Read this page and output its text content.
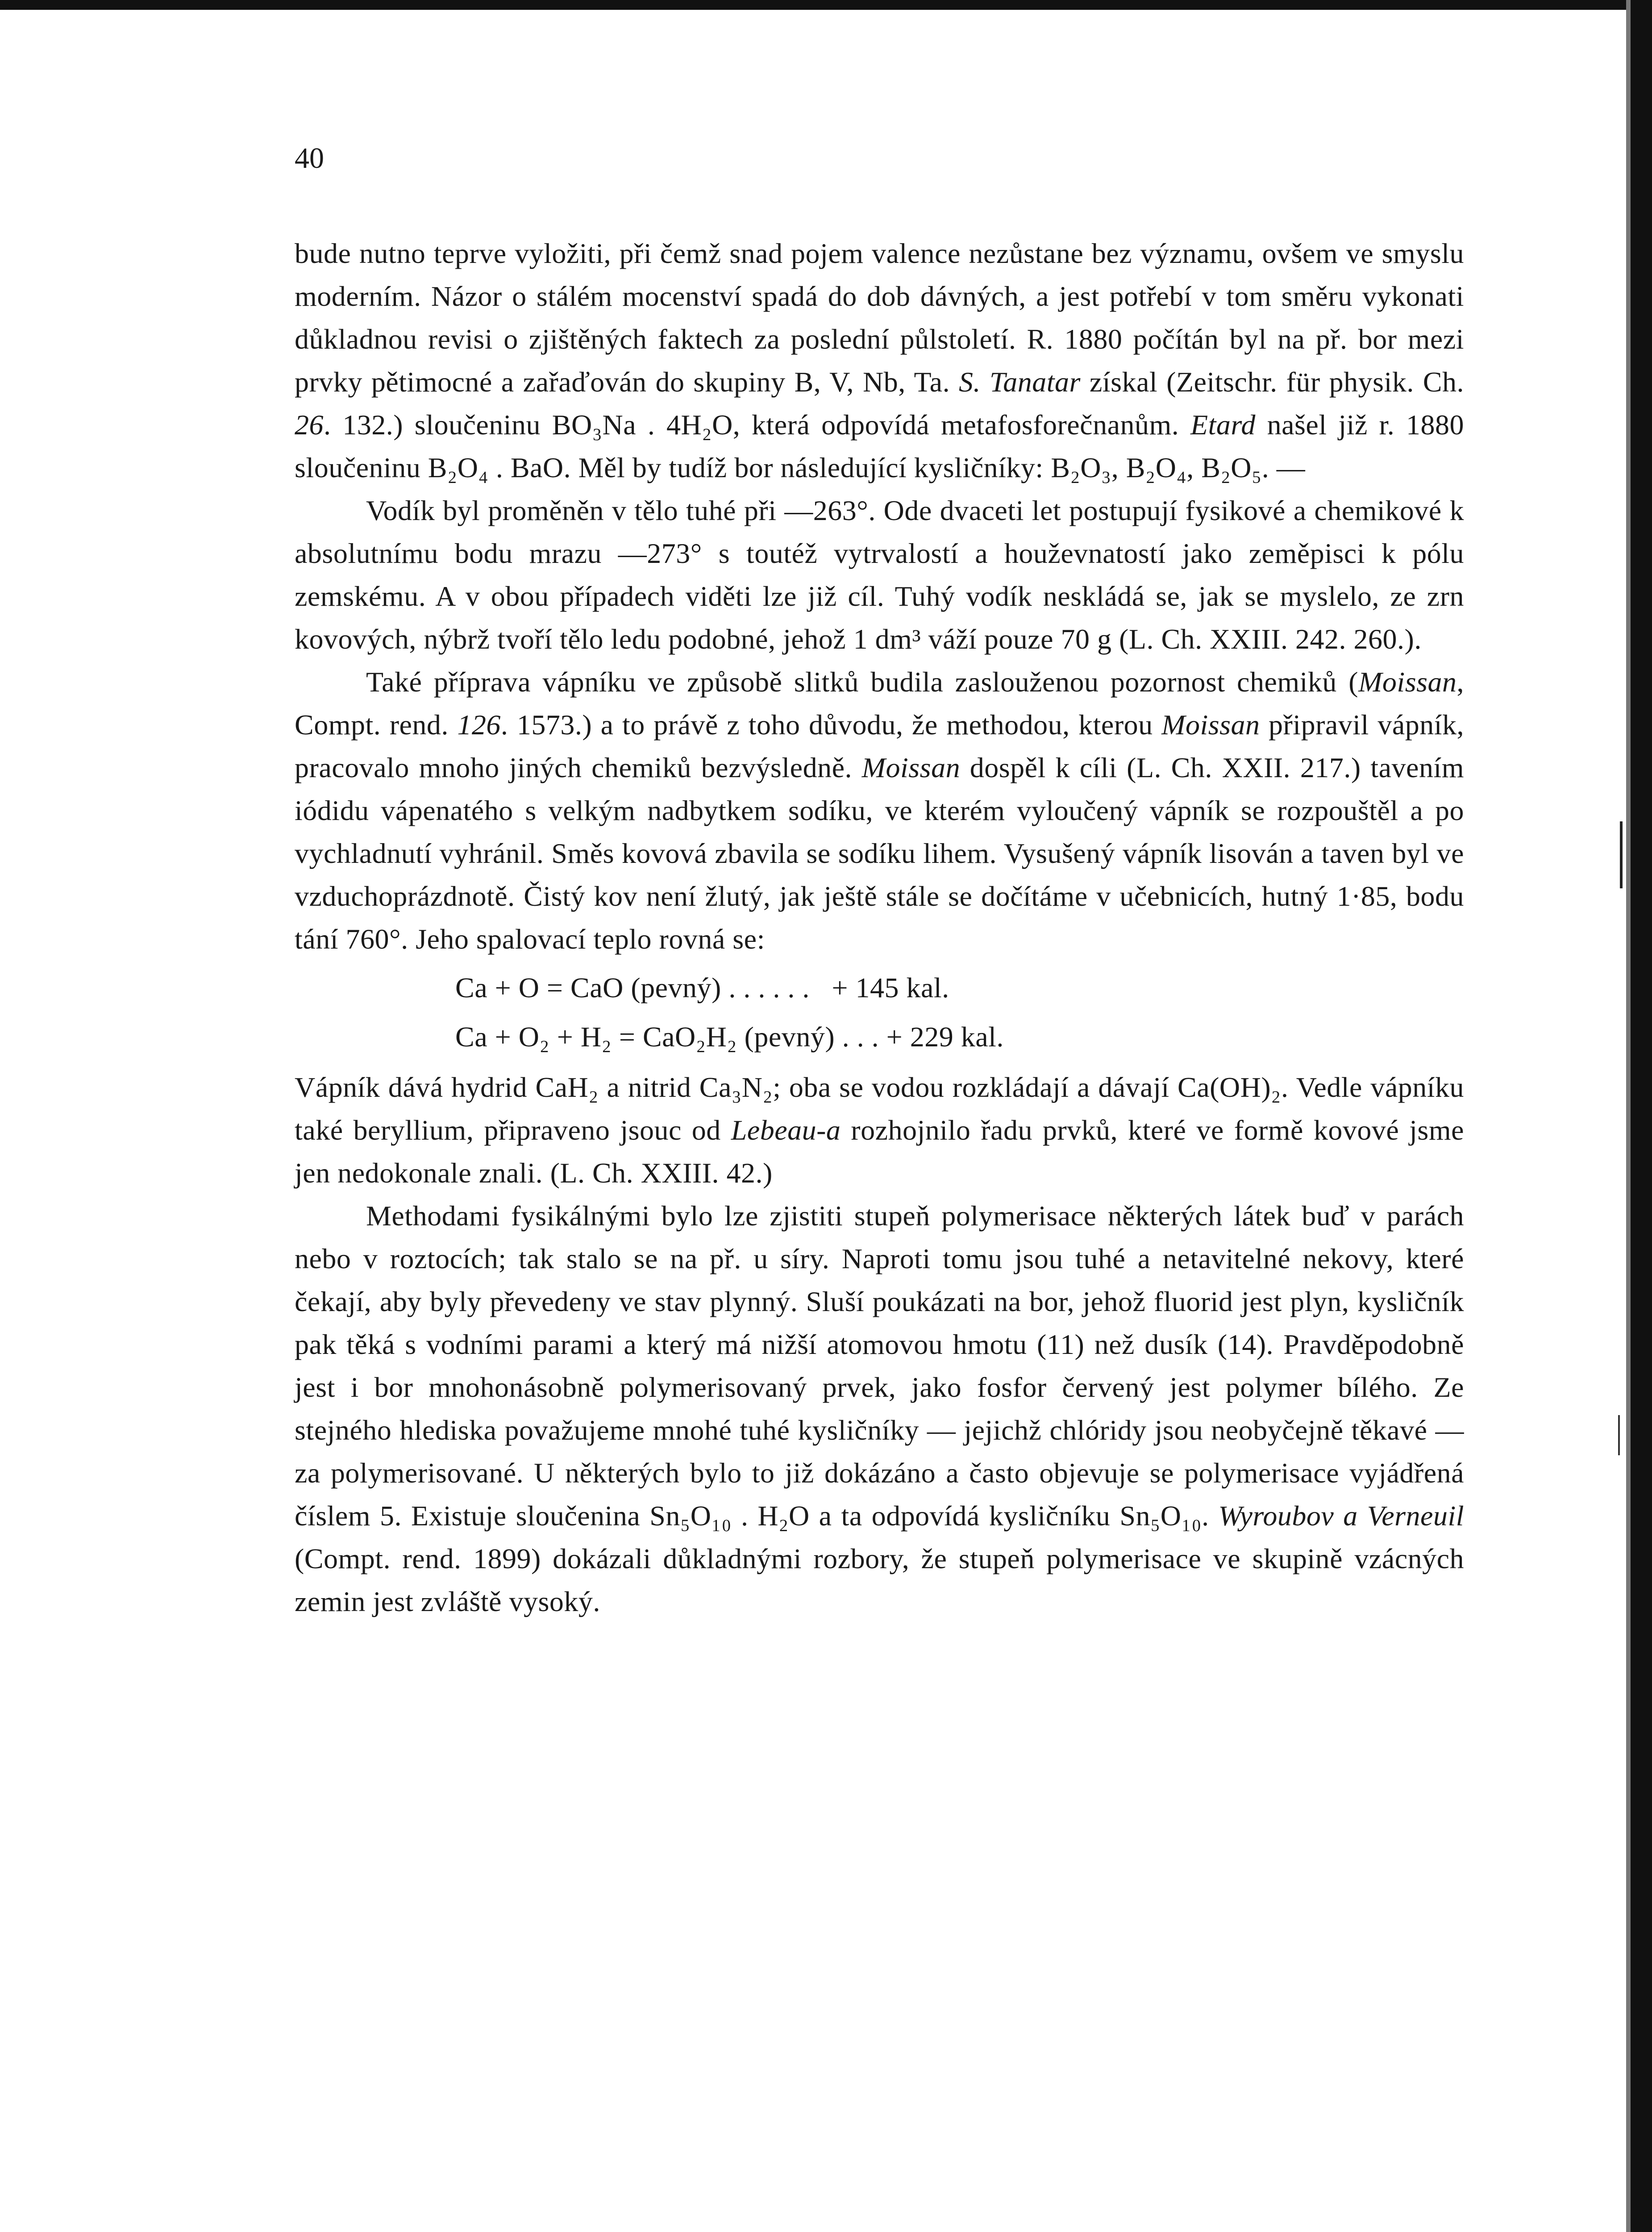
40

bude nutno teprve vyložiti, při čemž snad pojem valence nezůstane bez významu, ovšem ve smyslu moderním. Názor o stálém mocenství spadá do dob dávných, a jest potřebí v tom směru vykonati důkladnou revisi o zjištěných faktech za poslední půlstoletí. R. 1880 počítán byl na př. bor mezi prvky pětimocné a zařaďován do skupiny B, V, Nb, Ta. S. Tanatar získal (Zeitschr. für physik. Ch. 26. 132.) sloučeninu BO₃Na . 4H₂O, která odpovídá metafosforečnanům. Etard našel již r. 1880 sloučeninu B₂O₄ . BaO. Měl by tudíž bor následující kysličníky: B₂O₃, B₂O₄, B₂O₅. —

Vodík byl proměněn v tělo tuhé při —263°. Ode dvaceti let postupují fysikové a chemikové k absolutnímu bodu mrazu —273° s toutéž vytrvalostí a houževnatostí jako zeměpisci k pólu zemskému. A v obou případech viděti lze již cíl. Tuhý vodík neskládá se, jak se myslelo, ze zrn kovových, nýbrž tvoří tělo ledu podobné, jehož 1 dm³ váží pouze 70 g (L. Ch. XXIII. 242. 260.).

Také příprava vápníku ve způsobě slitků budila zaslouženou pozornost chemiků (Moissan, Compt. rend. 126. 1573.) a to právě z toho důvodu, že methodou, kterou Moissan připravil vápník, pracovalo mnoho jiných chemiků bezvýsledně. Moissan dospěl k cíli (L. Ch. XXII. 217.) tavením iódidu vápenatého s velkým nadbytkem sodíku, ve kterém vyloučený vápník se rozpouštěl a po vychladnutí vyhránil. Směs kovová zbavila se sodíku lihem. Vysušený vápník lisován a taven byl ve vzduchoprázdnotě. Čistý kov není žlutý, jak ještě stále se dočítáme v učebnicích, hutný 1·85, bodu tání 760°. Jeho spalovací teplo rovná se:

Ca + O = CaO (pevný) . . . . . .   + 145 kal.
Ca + O₂ + H₂ = CaO₂H₂ (pevný) . . . + 229 kal.

Vápník dává hydrid CaH₂ a nitrid Ca₃N₂; oba se vodou rozkládají a dávají Ca(OH)₂. Vedle vápníku také beryllium, připraveno jsouc od Lebeau-a rozhojnilo řadu prvků, které ve formě kovové jsme jen nedokonale znali. (L. Ch. XXIII. 42.)

Methodami fysikálnými bylo lze zjistiti stupeň polymerisace některých látek buď v parách nebo v roztocích; tak stalo se na př. u síry. Naproti tomu jsou tuhé a netavitelné nekovy, které čekají, aby byly převedeny ve stav plynný. Sluší poukázati na bor, jehož fluorid jest plyn, kysličník pak těká s vodními parami a který má nižší atomovou hmotu (11) než dusík (14). Pravděpodobně jest i bor mnohonásobně polymerisovaný prvek, jako fosfor červený jest polymer bílého. Ze stejného hlediska považujeme mnohé tuhé kysličníky — jejichž chlóridy jsou neobyčejně těkavé — za polymerisované. U některých bylo to již dokázáno a často objevuje se polymerisace vyjádřená číslem 5. Existuje sloučenina Sn₅O₁₀ . H₂O a ta odpovídá kysličníku Sn₅O₁₀. Wyroubov a Verneuil (Compt. rend. 1899) dokázali důkladnými rozbory, že stupeň polymerisace ve skupině vzácných zemin jest zvláště vysoký.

□ □ □ □ □

## Your goal:
Say only how many lines in the records carry the word "pevný".

## Solution for this exercise:
2